→ Exercise objective: Copy every line of the listing that holds the string "such".
──────
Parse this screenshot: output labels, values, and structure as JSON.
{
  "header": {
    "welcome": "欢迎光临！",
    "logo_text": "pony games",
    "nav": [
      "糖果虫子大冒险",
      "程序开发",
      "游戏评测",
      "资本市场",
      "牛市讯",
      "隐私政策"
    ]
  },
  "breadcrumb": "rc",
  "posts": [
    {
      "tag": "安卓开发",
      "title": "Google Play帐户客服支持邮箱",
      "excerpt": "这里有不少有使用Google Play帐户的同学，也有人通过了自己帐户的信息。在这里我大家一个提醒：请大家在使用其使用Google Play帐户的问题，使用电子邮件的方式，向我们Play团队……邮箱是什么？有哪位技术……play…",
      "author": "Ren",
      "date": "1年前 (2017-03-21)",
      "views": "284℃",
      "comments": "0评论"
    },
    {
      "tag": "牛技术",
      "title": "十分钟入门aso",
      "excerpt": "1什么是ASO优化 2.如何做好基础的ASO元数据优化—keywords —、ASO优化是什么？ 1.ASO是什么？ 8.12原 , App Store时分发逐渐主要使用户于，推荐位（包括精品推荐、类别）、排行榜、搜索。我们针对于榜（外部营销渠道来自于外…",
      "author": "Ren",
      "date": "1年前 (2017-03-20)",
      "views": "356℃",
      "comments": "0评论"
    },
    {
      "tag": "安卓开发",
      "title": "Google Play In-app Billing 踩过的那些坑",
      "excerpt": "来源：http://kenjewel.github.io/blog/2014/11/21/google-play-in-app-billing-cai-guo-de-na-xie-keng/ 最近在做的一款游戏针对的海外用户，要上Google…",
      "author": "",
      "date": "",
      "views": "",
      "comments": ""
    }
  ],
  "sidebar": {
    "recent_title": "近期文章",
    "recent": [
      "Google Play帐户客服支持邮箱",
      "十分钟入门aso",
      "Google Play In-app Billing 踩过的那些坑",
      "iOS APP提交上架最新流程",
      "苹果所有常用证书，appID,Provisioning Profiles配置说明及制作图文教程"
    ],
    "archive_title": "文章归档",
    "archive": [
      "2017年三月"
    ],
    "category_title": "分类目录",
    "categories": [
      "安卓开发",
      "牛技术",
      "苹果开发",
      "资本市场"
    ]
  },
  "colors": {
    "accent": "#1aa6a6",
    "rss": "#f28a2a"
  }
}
──────
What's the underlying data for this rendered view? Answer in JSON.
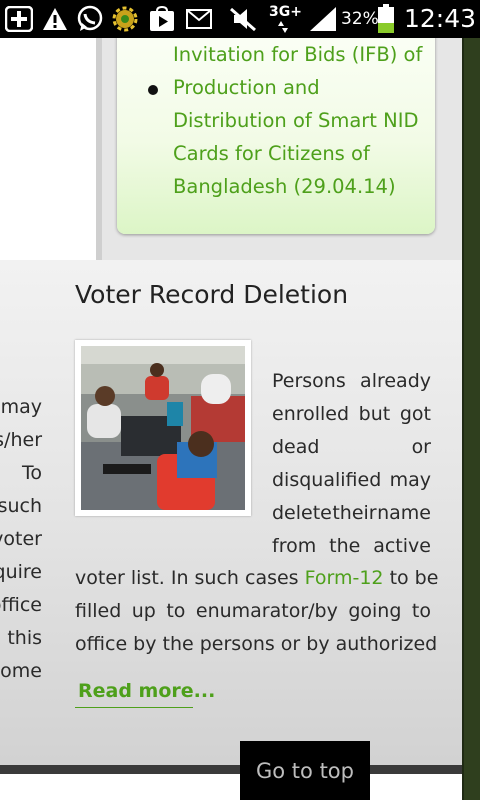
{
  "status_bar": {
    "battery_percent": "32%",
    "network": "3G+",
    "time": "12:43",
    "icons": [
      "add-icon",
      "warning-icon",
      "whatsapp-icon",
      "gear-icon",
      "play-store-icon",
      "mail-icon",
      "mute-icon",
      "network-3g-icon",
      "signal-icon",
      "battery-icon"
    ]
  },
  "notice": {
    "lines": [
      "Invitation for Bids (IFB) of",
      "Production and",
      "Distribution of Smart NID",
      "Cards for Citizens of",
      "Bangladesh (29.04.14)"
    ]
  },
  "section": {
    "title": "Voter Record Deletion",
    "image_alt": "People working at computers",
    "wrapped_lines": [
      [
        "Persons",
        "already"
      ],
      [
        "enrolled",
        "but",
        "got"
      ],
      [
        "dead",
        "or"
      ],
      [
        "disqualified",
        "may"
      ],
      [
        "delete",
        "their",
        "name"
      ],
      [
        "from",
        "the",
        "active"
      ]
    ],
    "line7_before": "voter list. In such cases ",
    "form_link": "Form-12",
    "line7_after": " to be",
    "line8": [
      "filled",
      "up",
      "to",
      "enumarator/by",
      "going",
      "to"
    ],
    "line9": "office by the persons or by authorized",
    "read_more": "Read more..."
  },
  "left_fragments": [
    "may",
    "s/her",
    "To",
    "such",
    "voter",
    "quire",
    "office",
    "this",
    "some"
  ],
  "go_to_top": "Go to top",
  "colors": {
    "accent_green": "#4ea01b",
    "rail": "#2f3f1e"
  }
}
──────
→ Response:
    "line7_before": "voter list. In such cases ",
    "such",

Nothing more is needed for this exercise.